## Work to complete
Would you copy out the whole listing exactly as given?

## Data extract

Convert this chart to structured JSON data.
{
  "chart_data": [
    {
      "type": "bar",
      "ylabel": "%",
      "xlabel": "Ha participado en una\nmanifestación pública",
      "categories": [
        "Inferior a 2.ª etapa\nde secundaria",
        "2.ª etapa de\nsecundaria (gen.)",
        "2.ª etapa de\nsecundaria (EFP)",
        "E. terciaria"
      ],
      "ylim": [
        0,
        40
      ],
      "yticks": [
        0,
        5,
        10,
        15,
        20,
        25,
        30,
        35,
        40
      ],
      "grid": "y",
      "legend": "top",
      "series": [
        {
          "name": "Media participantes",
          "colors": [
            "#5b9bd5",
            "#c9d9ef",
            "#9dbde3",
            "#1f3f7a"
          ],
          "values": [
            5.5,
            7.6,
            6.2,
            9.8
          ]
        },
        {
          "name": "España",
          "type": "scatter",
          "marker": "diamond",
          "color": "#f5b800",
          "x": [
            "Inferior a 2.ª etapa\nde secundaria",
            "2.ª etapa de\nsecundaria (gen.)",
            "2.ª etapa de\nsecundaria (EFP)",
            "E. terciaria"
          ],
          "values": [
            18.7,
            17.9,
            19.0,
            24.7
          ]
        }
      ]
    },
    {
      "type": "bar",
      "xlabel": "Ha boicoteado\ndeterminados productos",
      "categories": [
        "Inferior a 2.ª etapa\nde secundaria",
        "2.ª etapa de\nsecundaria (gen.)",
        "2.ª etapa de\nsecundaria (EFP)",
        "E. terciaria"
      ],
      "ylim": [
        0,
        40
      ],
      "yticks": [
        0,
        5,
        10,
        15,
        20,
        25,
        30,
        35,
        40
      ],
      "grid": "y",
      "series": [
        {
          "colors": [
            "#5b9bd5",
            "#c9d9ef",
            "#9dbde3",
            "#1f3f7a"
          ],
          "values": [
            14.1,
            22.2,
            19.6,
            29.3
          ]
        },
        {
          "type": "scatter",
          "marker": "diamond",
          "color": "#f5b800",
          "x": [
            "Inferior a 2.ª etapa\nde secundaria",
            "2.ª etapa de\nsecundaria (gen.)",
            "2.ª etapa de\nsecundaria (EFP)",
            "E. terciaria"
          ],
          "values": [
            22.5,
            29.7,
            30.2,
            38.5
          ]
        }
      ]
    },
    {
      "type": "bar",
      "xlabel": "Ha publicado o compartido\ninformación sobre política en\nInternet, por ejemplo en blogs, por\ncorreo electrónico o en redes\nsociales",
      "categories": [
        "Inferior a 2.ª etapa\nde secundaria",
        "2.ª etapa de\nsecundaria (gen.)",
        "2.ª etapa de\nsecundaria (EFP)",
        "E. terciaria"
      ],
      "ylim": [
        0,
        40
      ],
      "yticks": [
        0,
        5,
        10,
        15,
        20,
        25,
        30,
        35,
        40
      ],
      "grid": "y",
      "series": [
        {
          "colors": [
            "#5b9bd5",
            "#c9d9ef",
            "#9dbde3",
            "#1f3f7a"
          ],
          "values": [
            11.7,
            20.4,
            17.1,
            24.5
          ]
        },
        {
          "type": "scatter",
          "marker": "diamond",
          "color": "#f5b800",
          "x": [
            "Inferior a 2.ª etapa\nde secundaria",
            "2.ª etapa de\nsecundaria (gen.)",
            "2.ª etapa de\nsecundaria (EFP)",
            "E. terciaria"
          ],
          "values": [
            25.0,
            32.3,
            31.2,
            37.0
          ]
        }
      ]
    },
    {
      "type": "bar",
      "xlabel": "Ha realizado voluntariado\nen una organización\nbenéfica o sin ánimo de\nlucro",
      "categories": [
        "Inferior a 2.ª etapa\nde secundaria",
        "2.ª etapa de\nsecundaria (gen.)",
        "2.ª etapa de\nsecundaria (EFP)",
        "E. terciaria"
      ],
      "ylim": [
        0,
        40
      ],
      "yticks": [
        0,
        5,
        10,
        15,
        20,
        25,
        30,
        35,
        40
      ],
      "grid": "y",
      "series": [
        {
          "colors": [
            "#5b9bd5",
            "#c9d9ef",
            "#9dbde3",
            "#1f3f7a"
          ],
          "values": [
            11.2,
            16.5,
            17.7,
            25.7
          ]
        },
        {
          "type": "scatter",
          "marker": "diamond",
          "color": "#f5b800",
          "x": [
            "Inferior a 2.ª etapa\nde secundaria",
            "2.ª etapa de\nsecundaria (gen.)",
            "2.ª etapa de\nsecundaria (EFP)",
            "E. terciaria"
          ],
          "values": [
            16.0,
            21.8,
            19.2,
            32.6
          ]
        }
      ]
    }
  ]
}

## Reply
Convert this chart to structured JSON data.
{
  "chart_data": [
    {
      "type": "bar",
      "ylabel": "%",
      "xlabel": "Ha participado en una\nmanifestación pública",
      "categories": [
        "Inferior a 2.ª etapa\nde secundaria",
        "2.ª etapa de\nsecundaria (gen.)",
        "2.ª etapa de\nsecundaria (EFP)",
        "E. terciaria"
      ],
      "ylim": [
        0,
        40
      ],
      "yticks": [
        0,
        5,
        10,
        15,
        20,
        25,
        30,
        35,
        40
      ],
      "grid": "y",
      "legend": "top",
      "series": [
        {
          "name": "Media participantes",
          "colors": [
            "#5b9bd5",
            "#c9d9ef",
            "#9dbde3",
            "#1f3f7a"
          ],
          "values": [
            5.5,
            7.6,
            6.2,
            9.8
          ]
        },
        {
          "name": "España",
          "type": "scatter",
          "marker": "diamond",
          "color": "#f5b800",
          "x": [
            "Inferior a 2.ª etapa\nde secundaria",
            "2.ª etapa de\nsecundaria (gen.)",
            "2.ª etapa de\nsecundaria (EFP)",
            "E. terciaria"
          ],
          "values": [
            18.7,
            17.9,
            19.0,
            24.7
          ]
        }
      ]
    },
    {
      "type": "bar",
      "xlabel": "Ha boicoteado\ndeterminados productos",
      "categories": [
        "Inferior a 2.ª etapa\nde secundaria",
        "2.ª etapa de\nsecundaria (gen.)",
        "2.ª etapa de\nsecundaria (EFP)",
        "E. terciaria"
      ],
      "ylim": [
        0,
        40
      ],
      "yticks": [
        0,
        5,
        10,
        15,
        20,
        25,
        30,
        35,
        40
      ],
      "grid": "y",
      "series": [
        {
          "colors": [
            "#5b9bd5",
            "#c9d9ef",
            "#9dbde3",
            "#1f3f7a"
          ],
          "values": [
            14.1,
            22.2,
            19.6,
            29.3
          ]
        },
        {
          "type": "scatter",
          "marker": "diamond",
          "color": "#f5b800",
          "x": [
            "Inferior a 2.ª etapa\nde secundaria",
            "2.ª etapa de\nsecundaria (gen.)",
            "2.ª etapa de\nsecundaria (EFP)",
            "E. terciaria"
          ],
          "values": [
            22.5,
            29.7,
            30.2,
            38.5
          ]
        }
      ]
    },
    {
      "type": "bar",
      "xlabel": "Ha publicado o compartido\ninformación sobre política en\nInternet, por ejemplo en blogs, por\ncorreo electrónico o en redes\nsociales",
      "categories": [
        "Inferior a 2.ª etapa\nde secundaria",
        "2.ª etapa de\nsecundaria (gen.)",
        "2.ª etapa de\nsecundaria (EFP)",
        "E. terciaria"
      ],
      "ylim": [
        0,
        40
      ],
      "yticks": [
        0,
        5,
        10,
        15,
        20,
        25,
        30,
        35,
        40
      ],
      "grid": "y",
      "series": [
        {
          "colors": [
            "#5b9bd5",
            "#c9d9ef",
            "#9dbde3",
            "#1f3f7a"
          ],
          "values": [
            11.7,
            20.4,
            17.1,
            24.5
          ]
        },
        {
          "type": "scatter",
          "marker": "diamond",
          "color": "#f5b800",
          "x": [
            "Inferior a 2.ª etapa\nde secundaria",
            "2.ª etapa de\nsecundaria (gen.)",
            "2.ª etapa de\nsecundaria (EFP)",
            "E. terciaria"
          ],
          "values": [
            25.0,
            32.3,
            31.2,
            37.0
          ]
        }
      ]
    },
    {
      "type": "bar",
      "xlabel": "Ha realizado voluntariado\nen una organización\nbenéfica o sin ánimo de\nlucro",
      "categories": [
        "Inferior a 2.ª etapa\nde secundaria",
        "2.ª etapa de\nsecundaria (gen.)",
        "2.ª etapa de\nsecundaria (EFP)",
        "E. terciaria"
      ],
      "ylim": [
        0,
        40
      ],
      "yticks": [
        0,
        5,
        10,
        15,
        20,
        25,
        30,
        35,
        40
      ],
      "grid": "y",
      "series": [
        {
          "colors": [
            "#5b9bd5",
            "#c9d9ef",
            "#9dbde3",
            "#1f3f7a"
          ],
          "values": [
            11.2,
            16.5,
            17.7,
            25.7
          ]
        },
        {
          "type": "scatter",
          "marker": "diamond",
          "color": "#f5b800",
          "x": [
            "Inferior a 2.ª etapa\nde secundaria",
            "2.ª etapa de\nsecundaria (gen.)",
            "2.ª etapa de\nsecundaria (EFP)",
            "E. terciaria"
          ],
          "values": [
            16.0,
            21.8,
            19.2,
            32.6
          ]
        }
      ]
    }
  ]
}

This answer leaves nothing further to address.